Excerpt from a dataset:

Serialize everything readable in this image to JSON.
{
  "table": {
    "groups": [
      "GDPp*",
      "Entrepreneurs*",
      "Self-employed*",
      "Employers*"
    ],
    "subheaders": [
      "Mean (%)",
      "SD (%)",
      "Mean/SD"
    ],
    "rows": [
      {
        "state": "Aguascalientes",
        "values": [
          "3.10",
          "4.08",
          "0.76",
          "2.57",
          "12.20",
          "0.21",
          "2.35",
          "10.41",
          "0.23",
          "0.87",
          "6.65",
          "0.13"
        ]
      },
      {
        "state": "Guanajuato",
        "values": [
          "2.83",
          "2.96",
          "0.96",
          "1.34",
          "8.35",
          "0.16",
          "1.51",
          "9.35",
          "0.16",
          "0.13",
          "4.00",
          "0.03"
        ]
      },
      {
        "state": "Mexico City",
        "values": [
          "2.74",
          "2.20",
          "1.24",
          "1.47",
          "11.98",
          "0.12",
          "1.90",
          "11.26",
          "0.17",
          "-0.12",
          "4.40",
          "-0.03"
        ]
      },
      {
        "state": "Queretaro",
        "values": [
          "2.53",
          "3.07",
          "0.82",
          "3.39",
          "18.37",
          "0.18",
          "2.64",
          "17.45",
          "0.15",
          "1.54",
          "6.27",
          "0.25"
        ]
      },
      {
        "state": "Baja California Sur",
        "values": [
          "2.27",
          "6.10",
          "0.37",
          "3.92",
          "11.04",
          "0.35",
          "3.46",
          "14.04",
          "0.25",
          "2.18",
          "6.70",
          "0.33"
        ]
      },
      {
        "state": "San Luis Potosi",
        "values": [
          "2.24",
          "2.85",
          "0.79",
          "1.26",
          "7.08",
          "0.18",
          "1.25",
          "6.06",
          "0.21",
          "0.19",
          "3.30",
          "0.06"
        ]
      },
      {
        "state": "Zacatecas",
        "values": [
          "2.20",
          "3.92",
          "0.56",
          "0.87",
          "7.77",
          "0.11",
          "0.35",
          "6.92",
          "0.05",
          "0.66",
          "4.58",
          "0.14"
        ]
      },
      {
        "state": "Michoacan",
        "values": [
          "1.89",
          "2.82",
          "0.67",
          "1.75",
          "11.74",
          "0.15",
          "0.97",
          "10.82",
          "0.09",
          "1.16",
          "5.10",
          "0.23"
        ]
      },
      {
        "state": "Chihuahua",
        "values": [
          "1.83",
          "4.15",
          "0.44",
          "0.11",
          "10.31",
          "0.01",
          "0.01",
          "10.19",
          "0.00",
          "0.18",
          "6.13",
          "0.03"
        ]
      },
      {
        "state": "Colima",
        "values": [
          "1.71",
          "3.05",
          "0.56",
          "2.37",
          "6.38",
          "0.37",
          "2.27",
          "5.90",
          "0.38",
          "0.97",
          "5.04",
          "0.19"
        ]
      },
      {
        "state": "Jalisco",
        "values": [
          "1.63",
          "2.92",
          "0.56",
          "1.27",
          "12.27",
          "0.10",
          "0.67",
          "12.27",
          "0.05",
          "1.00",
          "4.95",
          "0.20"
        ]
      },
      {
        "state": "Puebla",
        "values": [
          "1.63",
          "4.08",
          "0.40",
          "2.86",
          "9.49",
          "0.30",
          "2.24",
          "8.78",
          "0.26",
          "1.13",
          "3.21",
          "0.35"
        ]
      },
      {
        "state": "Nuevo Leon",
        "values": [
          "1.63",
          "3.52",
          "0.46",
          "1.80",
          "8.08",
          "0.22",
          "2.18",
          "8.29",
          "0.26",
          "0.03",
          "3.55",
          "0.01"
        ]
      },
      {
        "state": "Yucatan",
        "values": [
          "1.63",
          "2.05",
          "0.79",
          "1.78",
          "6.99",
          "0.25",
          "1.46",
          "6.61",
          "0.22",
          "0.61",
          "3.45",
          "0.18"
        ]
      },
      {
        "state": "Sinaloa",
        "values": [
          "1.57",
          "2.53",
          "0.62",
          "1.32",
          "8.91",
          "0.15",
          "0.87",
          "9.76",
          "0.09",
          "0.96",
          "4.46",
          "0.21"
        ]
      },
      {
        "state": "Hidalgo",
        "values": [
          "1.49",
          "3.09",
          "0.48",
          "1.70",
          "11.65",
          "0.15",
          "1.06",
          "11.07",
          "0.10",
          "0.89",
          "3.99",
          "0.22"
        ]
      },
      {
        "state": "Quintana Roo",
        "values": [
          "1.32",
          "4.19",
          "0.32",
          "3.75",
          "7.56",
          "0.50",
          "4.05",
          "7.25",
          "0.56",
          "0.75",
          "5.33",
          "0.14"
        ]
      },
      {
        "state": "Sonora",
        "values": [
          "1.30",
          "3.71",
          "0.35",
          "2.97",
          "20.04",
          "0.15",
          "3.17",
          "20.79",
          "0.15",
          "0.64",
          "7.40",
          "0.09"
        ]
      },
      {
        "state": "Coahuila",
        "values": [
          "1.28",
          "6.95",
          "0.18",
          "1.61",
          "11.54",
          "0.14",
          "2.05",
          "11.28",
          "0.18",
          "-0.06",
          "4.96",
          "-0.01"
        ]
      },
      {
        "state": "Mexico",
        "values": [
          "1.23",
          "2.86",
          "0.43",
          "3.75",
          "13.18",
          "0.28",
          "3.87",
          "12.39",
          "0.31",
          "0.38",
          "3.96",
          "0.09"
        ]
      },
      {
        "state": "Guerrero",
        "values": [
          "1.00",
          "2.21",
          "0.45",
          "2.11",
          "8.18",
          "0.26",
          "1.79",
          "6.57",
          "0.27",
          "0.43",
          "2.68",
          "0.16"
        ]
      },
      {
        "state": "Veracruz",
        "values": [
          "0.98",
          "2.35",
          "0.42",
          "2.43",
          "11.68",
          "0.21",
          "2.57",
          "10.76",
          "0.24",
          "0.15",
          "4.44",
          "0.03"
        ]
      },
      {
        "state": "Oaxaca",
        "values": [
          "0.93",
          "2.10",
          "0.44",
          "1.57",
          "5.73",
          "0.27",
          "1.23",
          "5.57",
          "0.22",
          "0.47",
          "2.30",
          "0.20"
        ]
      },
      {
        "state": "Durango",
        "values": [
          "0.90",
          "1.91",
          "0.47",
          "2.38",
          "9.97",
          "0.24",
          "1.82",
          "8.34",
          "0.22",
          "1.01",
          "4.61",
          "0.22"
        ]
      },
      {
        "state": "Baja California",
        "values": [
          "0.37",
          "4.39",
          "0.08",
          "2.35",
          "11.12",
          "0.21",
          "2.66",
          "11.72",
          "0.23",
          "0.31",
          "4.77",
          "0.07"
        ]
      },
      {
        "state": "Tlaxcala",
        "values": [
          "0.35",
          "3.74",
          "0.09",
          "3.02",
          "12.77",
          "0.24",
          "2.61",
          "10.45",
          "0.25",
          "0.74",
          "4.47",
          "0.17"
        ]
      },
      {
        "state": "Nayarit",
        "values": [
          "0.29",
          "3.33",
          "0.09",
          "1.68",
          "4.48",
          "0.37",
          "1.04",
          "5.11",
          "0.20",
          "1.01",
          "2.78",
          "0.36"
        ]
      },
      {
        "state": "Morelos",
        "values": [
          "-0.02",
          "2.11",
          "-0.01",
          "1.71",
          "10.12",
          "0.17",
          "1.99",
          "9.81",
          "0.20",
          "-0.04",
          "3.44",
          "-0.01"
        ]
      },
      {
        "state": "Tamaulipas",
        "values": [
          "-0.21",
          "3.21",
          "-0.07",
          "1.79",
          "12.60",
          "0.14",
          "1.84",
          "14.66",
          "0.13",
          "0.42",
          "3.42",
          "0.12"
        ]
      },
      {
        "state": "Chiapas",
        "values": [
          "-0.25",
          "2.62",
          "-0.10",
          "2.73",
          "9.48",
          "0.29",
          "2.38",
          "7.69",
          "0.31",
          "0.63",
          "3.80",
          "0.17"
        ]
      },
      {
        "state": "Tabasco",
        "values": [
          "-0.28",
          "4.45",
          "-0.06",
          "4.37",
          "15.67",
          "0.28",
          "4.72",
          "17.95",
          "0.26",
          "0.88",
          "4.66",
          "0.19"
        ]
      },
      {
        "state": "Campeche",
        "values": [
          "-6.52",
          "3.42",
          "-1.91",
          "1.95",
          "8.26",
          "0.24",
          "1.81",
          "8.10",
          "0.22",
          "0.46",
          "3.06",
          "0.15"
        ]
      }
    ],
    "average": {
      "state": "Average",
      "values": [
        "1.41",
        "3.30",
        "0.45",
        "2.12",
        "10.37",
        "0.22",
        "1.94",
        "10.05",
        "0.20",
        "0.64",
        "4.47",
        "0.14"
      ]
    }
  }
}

SET TASK - From the entries above, copy every line containing the word "California".

SOLVED PROBLEM -
        "state": "Baja California Sur",
        "state": "Baja California",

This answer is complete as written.